● WHAT IS REQUIRED
Present every line in which the string "ємна" appears.

● MATERIAL FOR THIS TASK

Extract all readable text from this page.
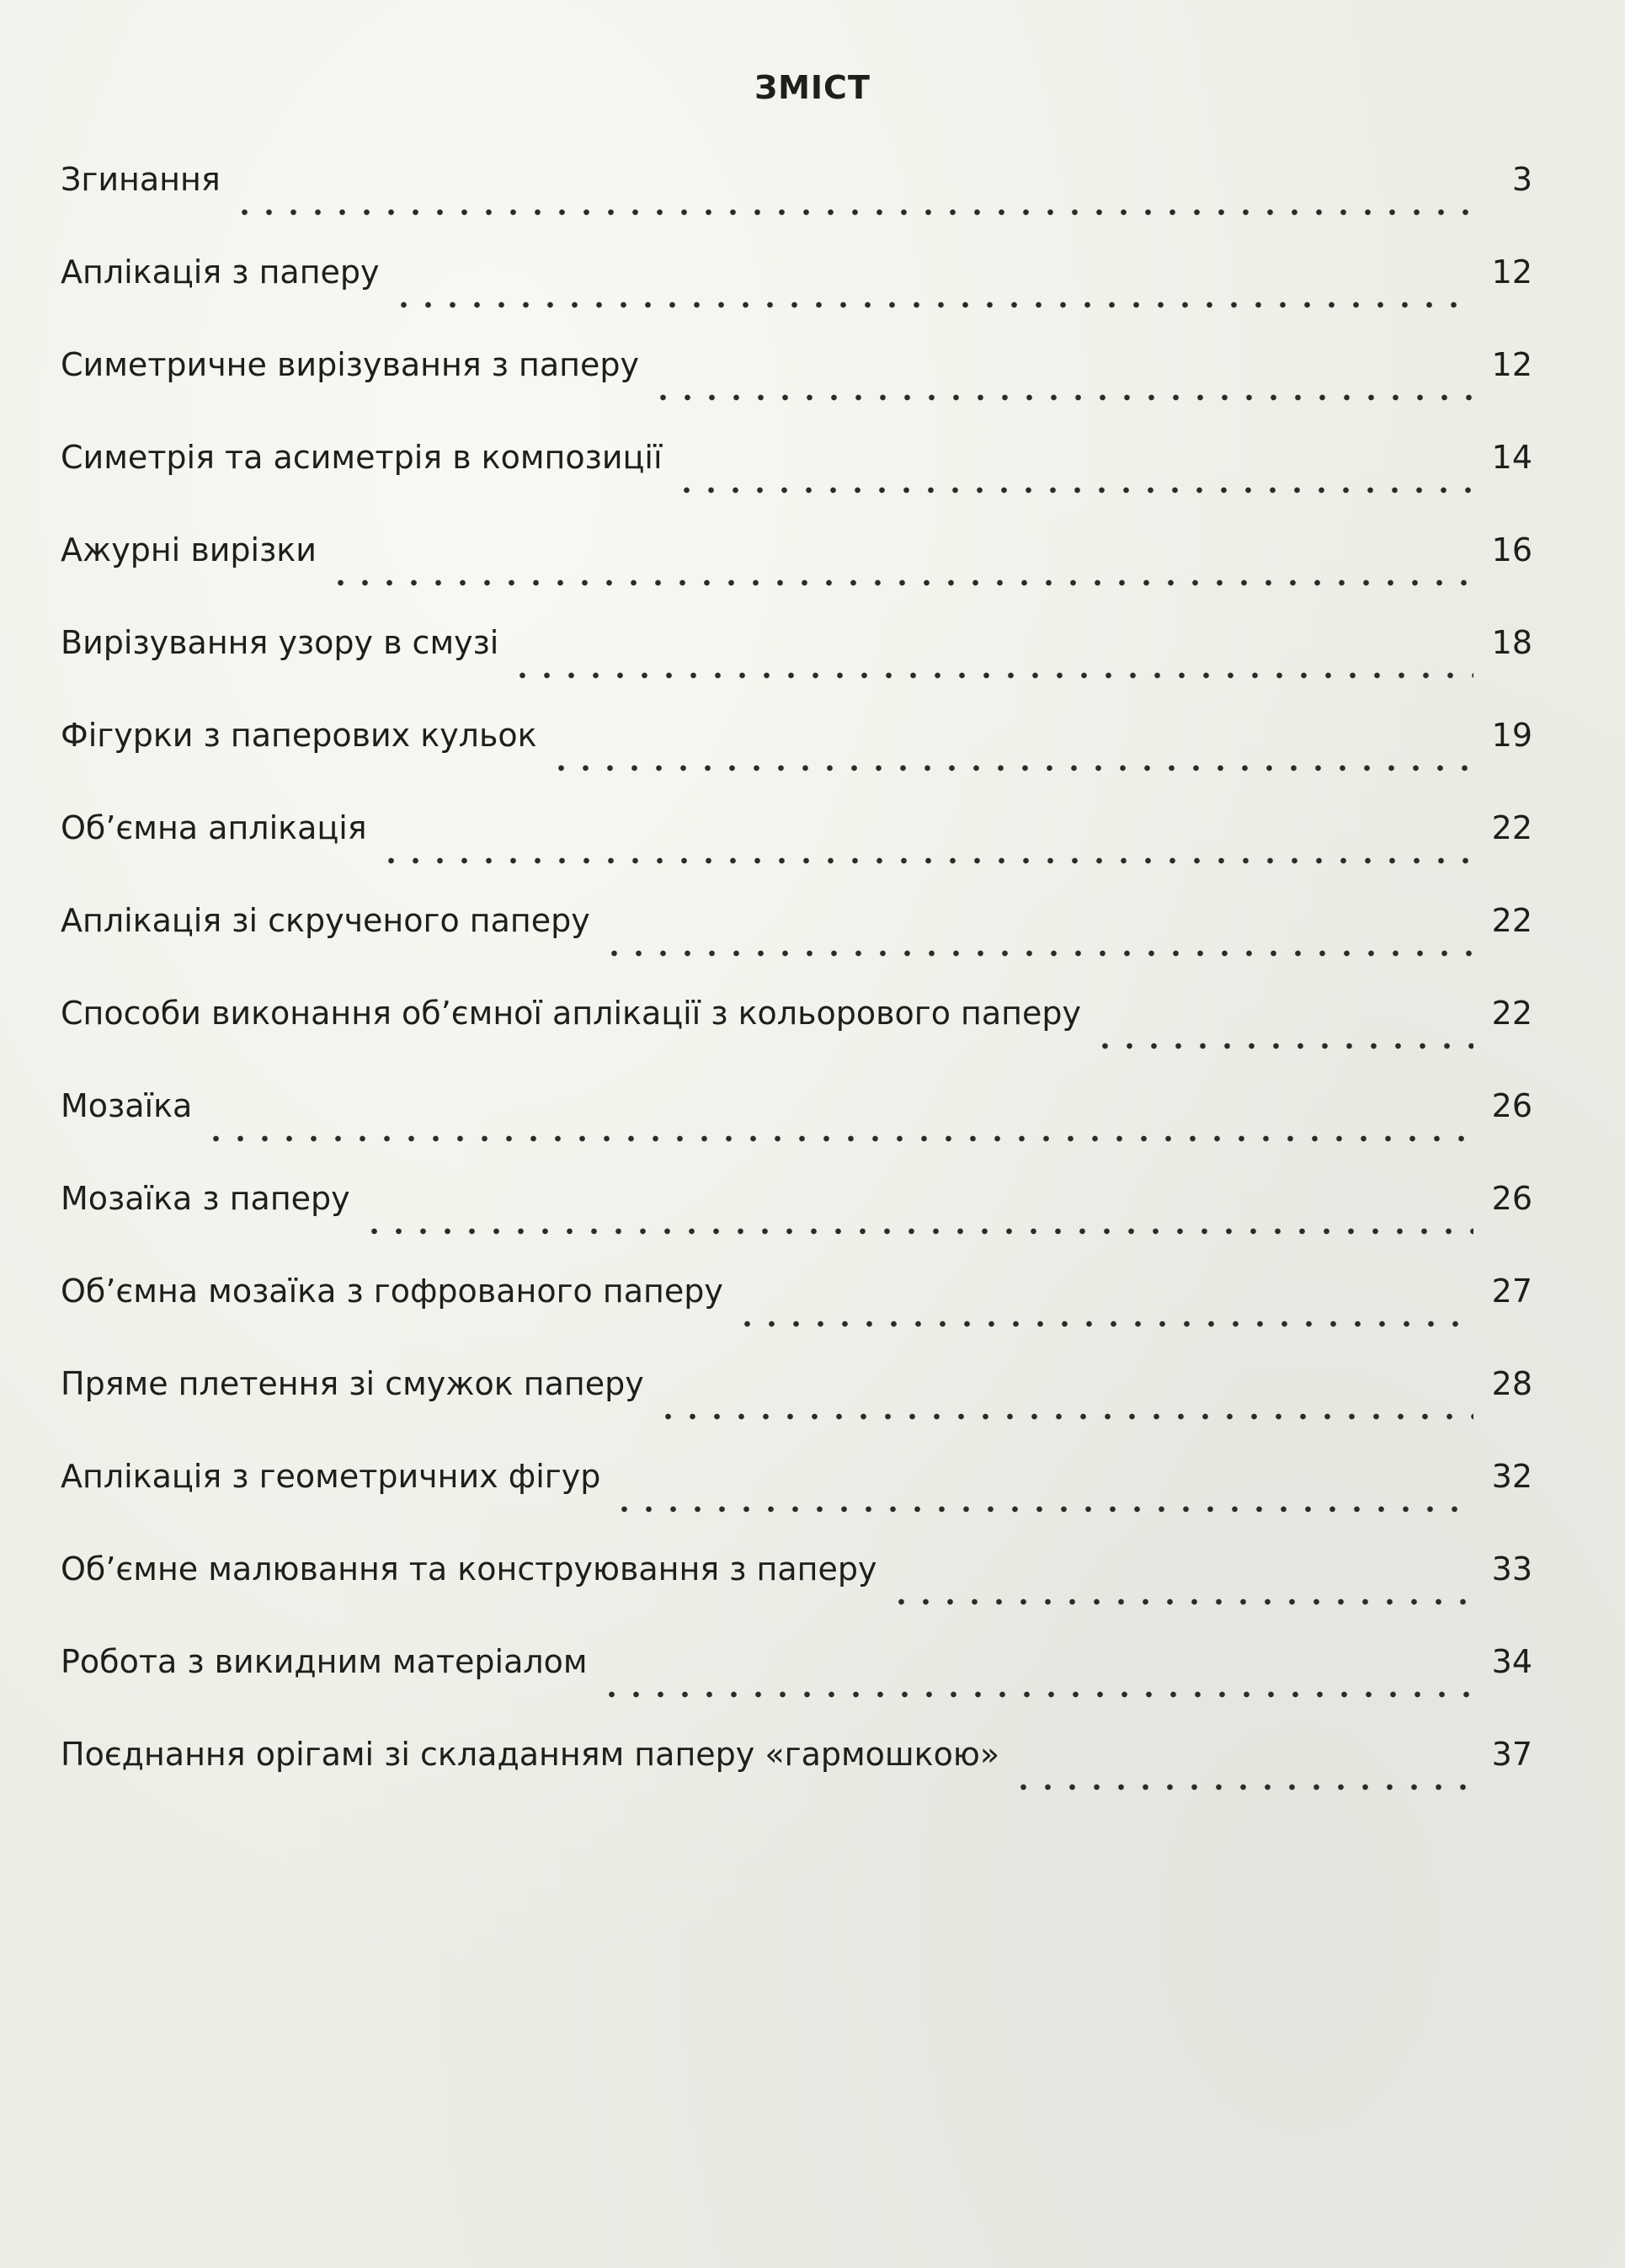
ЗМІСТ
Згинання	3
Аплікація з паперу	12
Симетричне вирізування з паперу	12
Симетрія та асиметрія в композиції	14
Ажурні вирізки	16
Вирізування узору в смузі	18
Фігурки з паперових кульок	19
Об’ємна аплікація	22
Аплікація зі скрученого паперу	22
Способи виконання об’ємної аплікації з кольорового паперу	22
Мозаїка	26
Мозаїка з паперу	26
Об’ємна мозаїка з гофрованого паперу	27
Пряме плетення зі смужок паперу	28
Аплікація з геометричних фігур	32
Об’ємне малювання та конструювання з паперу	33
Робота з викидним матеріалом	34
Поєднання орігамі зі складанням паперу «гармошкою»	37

● TASK RESULT
Об’ємна аплікація	22
Об’ємна мозаїка з гофрованого паперу	27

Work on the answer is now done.